_WHAT TO PRODUCE_. Find the string "this" and gather every line that holds it.

_EXERCISE MATERIAL_.
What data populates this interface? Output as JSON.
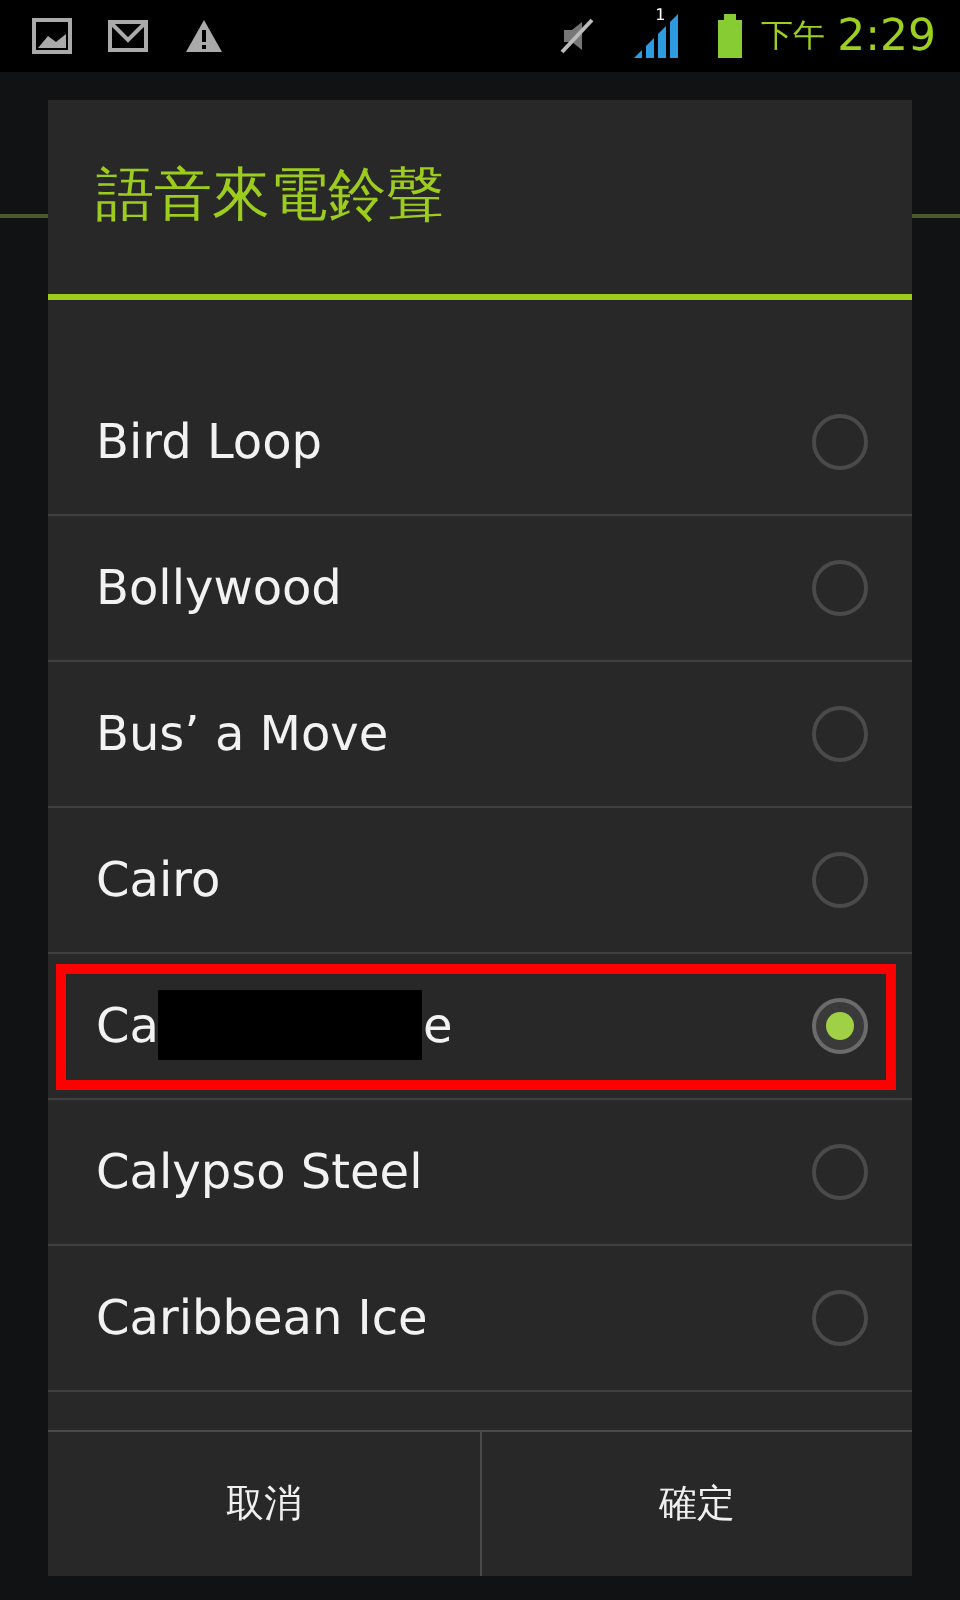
{
  "status_bar": {
    "period": "下午",
    "time": "2:29",
    "signal_label": "1"
  },
  "dialog": {
    "title": "語音來電鈴聲",
    "items": [
      {
        "kind": "plain",
        "label": "Bird Loop",
        "selected": false,
        "highlighted": false
      },
      {
        "kind": "plain",
        "label": "Bollywood",
        "selected": false,
        "highlighted": false
      },
      {
        "kind": "plain",
        "label": "Bus’ a Move",
        "selected": false,
        "highlighted": false
      },
      {
        "kind": "plain",
        "label": "Cairo",
        "selected": false,
        "highlighted": false
      },
      {
        "kind": "redacted",
        "label_start": "Ca",
        "label_end": "e",
        "selected": true,
        "highlighted": true
      },
      {
        "kind": "plain",
        "label": "Calypso Steel",
        "selected": false,
        "highlighted": false
      },
      {
        "kind": "plain",
        "label": "Caribbean Ice",
        "selected": false,
        "highlighted": false
      }
    ],
    "buttons": [
      "取消",
      "確定"
    ]
  }
}
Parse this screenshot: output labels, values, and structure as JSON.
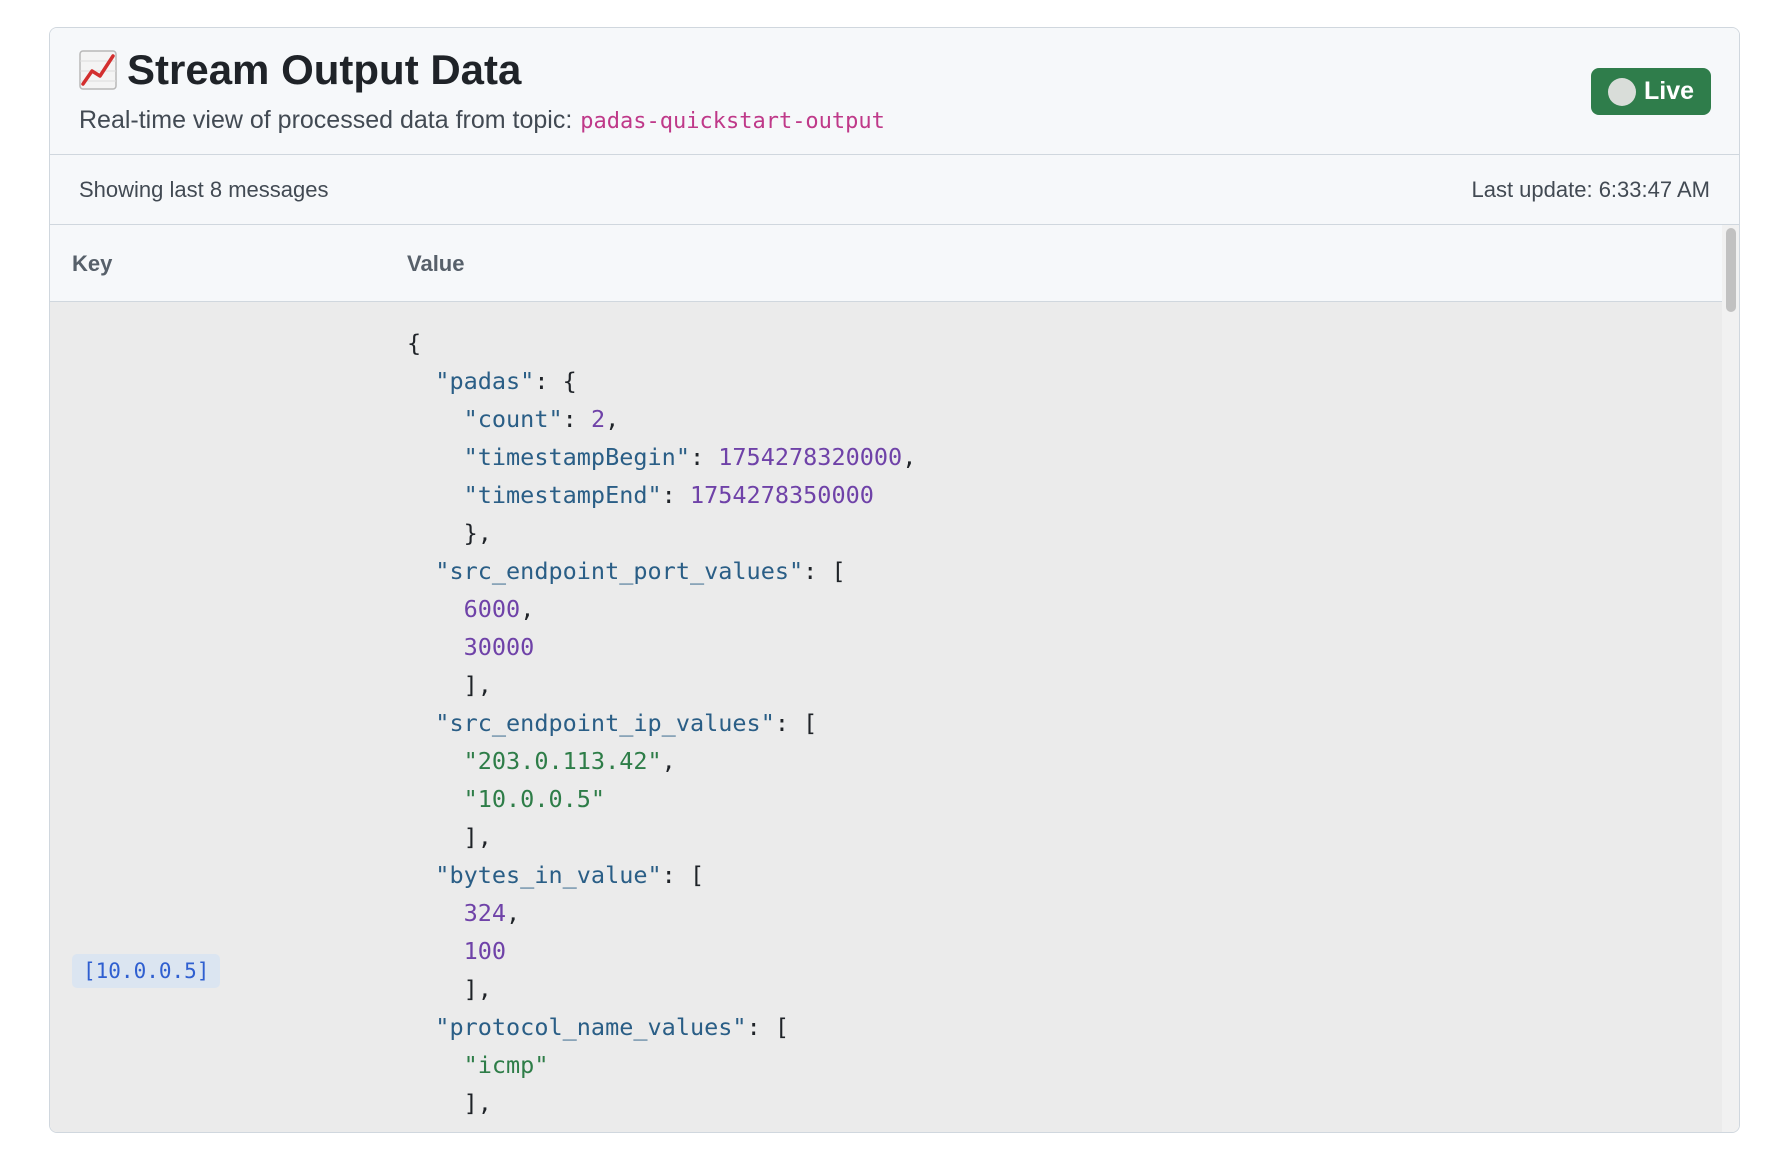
{
  "header": {
    "title": "Stream Output Data",
    "title_icon": "chart-increasing-icon",
    "subtitle_prefix": "Real-time view of processed data from topic:",
    "topic": "padas-quickstart-output",
    "live_label": "Live"
  },
  "info": {
    "showing": "Showing last 8 messages",
    "last_update": "Last update: 6:33:47 AM"
  },
  "table": {
    "columns": {
      "key": "Key",
      "value": "Value"
    },
    "rows": [
      {
        "key": "[10.0.0.5]",
        "value_lines": [
          [
            {
              "t": "p",
              "v": "{"
            }
          ],
          [
            {
              "t": "p",
              "v": "  "
            },
            {
              "t": "k",
              "v": "\"padas\""
            },
            {
              "t": "p",
              "v": ": {"
            }
          ],
          [
            {
              "t": "p",
              "v": "    "
            },
            {
              "t": "k",
              "v": "\"count\""
            },
            {
              "t": "p",
              "v": ": "
            },
            {
              "t": "n",
              "v": "2"
            },
            {
              "t": "p",
              "v": ","
            }
          ],
          [
            {
              "t": "p",
              "v": "    "
            },
            {
              "t": "k",
              "v": "\"timestampBegin\""
            },
            {
              "t": "p",
              "v": ": "
            },
            {
              "t": "n",
              "v": "1754278320000"
            },
            {
              "t": "p",
              "v": ","
            }
          ],
          [
            {
              "t": "p",
              "v": "    "
            },
            {
              "t": "k",
              "v": "\"timestampEnd\""
            },
            {
              "t": "p",
              "v": ": "
            },
            {
              "t": "n",
              "v": "1754278350000"
            }
          ],
          [
            {
              "t": "p",
              "v": "    },"
            }
          ],
          [
            {
              "t": "p",
              "v": "  "
            },
            {
              "t": "k",
              "v": "\"src_endpoint_port_values\""
            },
            {
              "t": "p",
              "v": ": ["
            }
          ],
          [
            {
              "t": "p",
              "v": "    "
            },
            {
              "t": "n",
              "v": "6000"
            },
            {
              "t": "p",
              "v": ","
            }
          ],
          [
            {
              "t": "p",
              "v": "    "
            },
            {
              "t": "n",
              "v": "30000"
            }
          ],
          [
            {
              "t": "p",
              "v": "    ],"
            }
          ],
          [
            {
              "t": "p",
              "v": "  "
            },
            {
              "t": "k",
              "v": "\"src_endpoint_ip_values\""
            },
            {
              "t": "p",
              "v": ": ["
            }
          ],
          [
            {
              "t": "p",
              "v": "    "
            },
            {
              "t": "s",
              "v": "\"203.0.113.42\""
            },
            {
              "t": "p",
              "v": ","
            }
          ],
          [
            {
              "t": "p",
              "v": "    "
            },
            {
              "t": "s",
              "v": "\"10.0.0.5\""
            }
          ],
          [
            {
              "t": "p",
              "v": "    ],"
            }
          ],
          [
            {
              "t": "p",
              "v": "  "
            },
            {
              "t": "k",
              "v": "\"bytes_in_value\""
            },
            {
              "t": "p",
              "v": ": ["
            }
          ],
          [
            {
              "t": "p",
              "v": "    "
            },
            {
              "t": "n",
              "v": "324"
            },
            {
              "t": "p",
              "v": ","
            }
          ],
          [
            {
              "t": "p",
              "v": "    "
            },
            {
              "t": "n",
              "v": "100"
            }
          ],
          [
            {
              "t": "p",
              "v": "    ],"
            }
          ],
          [
            {
              "t": "p",
              "v": "  "
            },
            {
              "t": "k",
              "v": "\"protocol_name_values\""
            },
            {
              "t": "p",
              "v": ": ["
            }
          ],
          [
            {
              "t": "p",
              "v": "    "
            },
            {
              "t": "s",
              "v": "\"icmp\""
            }
          ],
          [
            {
              "t": "p",
              "v": "    ],"
            }
          ]
        ]
      }
    ]
  },
  "colors": {
    "live": "#2f7d4b",
    "topic": "#bf3989",
    "json_key": "#2a5e86",
    "json_number": "#6f42a8",
    "json_string": "#2e7d48",
    "key_badge_text": "#2f5fd0"
  }
}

_TASK ANSWER_.
What data populates this interface? Output as JSON.
Parse this screenshot: output labels, values, and structure as JSON.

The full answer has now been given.